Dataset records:
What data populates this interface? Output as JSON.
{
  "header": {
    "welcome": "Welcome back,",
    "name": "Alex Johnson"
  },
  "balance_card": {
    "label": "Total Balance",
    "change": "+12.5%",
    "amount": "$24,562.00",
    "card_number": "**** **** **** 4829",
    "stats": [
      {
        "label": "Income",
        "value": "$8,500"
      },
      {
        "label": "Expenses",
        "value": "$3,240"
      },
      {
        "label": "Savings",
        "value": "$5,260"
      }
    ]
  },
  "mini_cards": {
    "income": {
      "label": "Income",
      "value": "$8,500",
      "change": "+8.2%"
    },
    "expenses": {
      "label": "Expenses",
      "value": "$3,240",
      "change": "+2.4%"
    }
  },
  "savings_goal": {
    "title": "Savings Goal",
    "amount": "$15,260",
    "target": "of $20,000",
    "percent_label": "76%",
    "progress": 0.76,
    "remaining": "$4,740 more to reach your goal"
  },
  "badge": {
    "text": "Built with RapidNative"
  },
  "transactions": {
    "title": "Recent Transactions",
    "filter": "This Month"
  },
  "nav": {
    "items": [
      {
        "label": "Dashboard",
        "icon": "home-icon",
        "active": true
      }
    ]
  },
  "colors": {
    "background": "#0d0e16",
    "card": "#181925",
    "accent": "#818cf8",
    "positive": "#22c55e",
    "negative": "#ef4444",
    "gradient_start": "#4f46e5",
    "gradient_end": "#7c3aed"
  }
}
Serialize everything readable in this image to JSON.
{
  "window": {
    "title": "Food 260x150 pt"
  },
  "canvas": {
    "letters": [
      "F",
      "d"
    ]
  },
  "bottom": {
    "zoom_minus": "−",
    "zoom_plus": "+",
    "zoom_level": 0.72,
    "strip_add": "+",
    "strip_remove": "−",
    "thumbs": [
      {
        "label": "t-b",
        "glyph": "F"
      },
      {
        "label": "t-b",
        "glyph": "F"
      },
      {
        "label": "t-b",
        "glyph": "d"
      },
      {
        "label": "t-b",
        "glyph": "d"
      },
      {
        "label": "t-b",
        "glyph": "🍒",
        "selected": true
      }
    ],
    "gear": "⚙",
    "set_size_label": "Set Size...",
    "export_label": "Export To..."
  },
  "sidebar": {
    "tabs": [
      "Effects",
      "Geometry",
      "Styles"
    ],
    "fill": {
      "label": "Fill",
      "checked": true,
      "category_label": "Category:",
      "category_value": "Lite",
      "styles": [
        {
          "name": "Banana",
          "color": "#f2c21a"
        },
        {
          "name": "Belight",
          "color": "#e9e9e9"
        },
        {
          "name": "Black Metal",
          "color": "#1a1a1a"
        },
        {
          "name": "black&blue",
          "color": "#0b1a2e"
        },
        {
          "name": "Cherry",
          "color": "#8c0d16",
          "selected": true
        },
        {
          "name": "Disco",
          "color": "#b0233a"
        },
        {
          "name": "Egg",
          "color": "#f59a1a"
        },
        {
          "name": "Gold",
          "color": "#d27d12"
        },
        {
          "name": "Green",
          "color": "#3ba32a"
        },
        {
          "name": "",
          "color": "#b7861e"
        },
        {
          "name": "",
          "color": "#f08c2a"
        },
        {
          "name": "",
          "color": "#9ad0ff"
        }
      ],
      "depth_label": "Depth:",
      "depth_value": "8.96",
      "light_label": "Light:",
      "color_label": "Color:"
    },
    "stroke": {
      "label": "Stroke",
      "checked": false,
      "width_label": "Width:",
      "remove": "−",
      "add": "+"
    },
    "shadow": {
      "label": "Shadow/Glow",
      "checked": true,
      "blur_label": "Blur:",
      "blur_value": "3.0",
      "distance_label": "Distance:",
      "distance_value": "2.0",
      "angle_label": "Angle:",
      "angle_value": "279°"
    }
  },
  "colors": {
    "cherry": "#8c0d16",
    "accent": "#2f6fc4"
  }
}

- What to work on
Copy out the whole listing, exactly as written.

- Final answer
What data populates this interface? Output as JSON.
{
  "header": {
    "welcome": "Welcome back,",
    "name": "Alex Johnson"
  },
  "balance_card": {
    "label": "Total Balance",
    "change": "+12.5%",
    "amount": "$24,562.00",
    "card_number": "**** **** **** 4829",
    "stats": [
      {
        "label": "Income",
        "value": "$8,500"
      },
      {
        "label": "Expenses",
        "value": "$3,240"
      },
      {
        "label": "Savings",
        "value": "$5,260"
      }
    ]
  },
  "mini_cards": {
    "income": {
      "label": "Income",
      "value": "$8,500",
      "change": "+8.2%"
    },
    "expenses": {
      "label": "Expenses",
      "value": "$3,240",
      "change": "+2.4%"
    }
  },
  "savings_goal": {
    "title": "Savings Goal",
    "amount": "$15,260",
    "target": "of $20,000",
    "percent_label": "76%",
    "progress": 0.76,
    "remaining": "$4,740 more to reach your goal"
  },
  "badge": {
    "text": "Built with RapidNative"
  },
  "transactions": {
    "title": "Recent Transactions",
    "filter": "This Month"
  },
  "nav": {
    "items": [
      {
        "label": "Dashboard",
        "icon": "home-icon",
        "active": true
      }
    ]
  },
  "colors": {
    "background": "#0d0e16",
    "card": "#181925",
    "accent": "#818cf8",
    "positive": "#22c55e",
    "negative": "#ef4444",
    "gradient_start": "#4f46e5",
    "gradient_end": "#7c3aed"
  }
}
Serialize everything readable in this image to JSON.
{
  "window": {
    "title": "Food 260x150 pt"
  },
  "canvas": {
    "letters": [
      "F",
      "d"
    ]
  },
  "bottom": {
    "zoom_minus": "−",
    "zoom_plus": "+",
    "zoom_level": 0.72,
    "strip_add": "+",
    "strip_remove": "−",
    "thumbs": [
      {
        "label": "t-b",
        "glyph": "F"
      },
      {
        "label": "t-b",
        "glyph": "F"
      },
      {
        "label": "t-b",
        "glyph": "d"
      },
      {
        "label": "t-b",
        "glyph": "d"
      },
      {
        "label": "t-b",
        "glyph": "🍒",
        "selected": true
      }
    ],
    "gear": "⚙",
    "set_size_label": "Set Size...",
    "export_label": "Export To..."
  },
  "sidebar": {
    "tabs": [
      "Effects",
      "Geometry",
      "Styles"
    ],
    "fill": {
      "label": "Fill",
      "checked": true,
      "category_label": "Category:",
      "category_value": "Lite",
      "styles": [
        {
          "name": "Banana",
          "color": "#f2c21a"
        },
        {
          "name": "Belight",
          "color": "#e9e9e9"
        },
        {
          "name": "Black Metal",
          "color": "#1a1a1a"
        },
        {
          "name": "black&blue",
          "color": "#0b1a2e"
        },
        {
          "name": "Cherry",
          "color": "#8c0d16",
          "selected": true
        },
        {
          "name": "Disco",
          "color": "#b0233a"
        },
        {
          "name": "Egg",
          "color": "#f59a1a"
        },
        {
          "name": "Gold",
          "color": "#d27d12"
        },
        {
          "name": "Green",
          "color": "#3ba32a"
        },
        {
          "name": "",
          "color": "#b7861e"
        },
        {
          "name": "",
          "color": "#f08c2a"
        },
        {
          "name": "",
          "color": "#9ad0ff"
        }
      ],
      "depth_label": "Depth:",
      "depth_value": "8.96",
      "light_label": "Light:",
      "color_label": "Color:"
    },
    "stroke": {
      "label": "Stroke",
      "checked": false,
      "width_label": "Width:",
      "remove": "−",
      "add": "+"
    },
    "shadow": {
      "label": "Shadow/Glow",
      "checked": true,
      "blur_label": "Blur:",
      "blur_value": "3.0",
      "distance_label": "Distance:",
      "distance_value": "2.0",
      "angle_label": "Angle:",
      "angle_value": "279°"
    }
  },
  "colors": {
    "cherry": "#8c0d16",
    "accent": "#2f6fc4"
  }
}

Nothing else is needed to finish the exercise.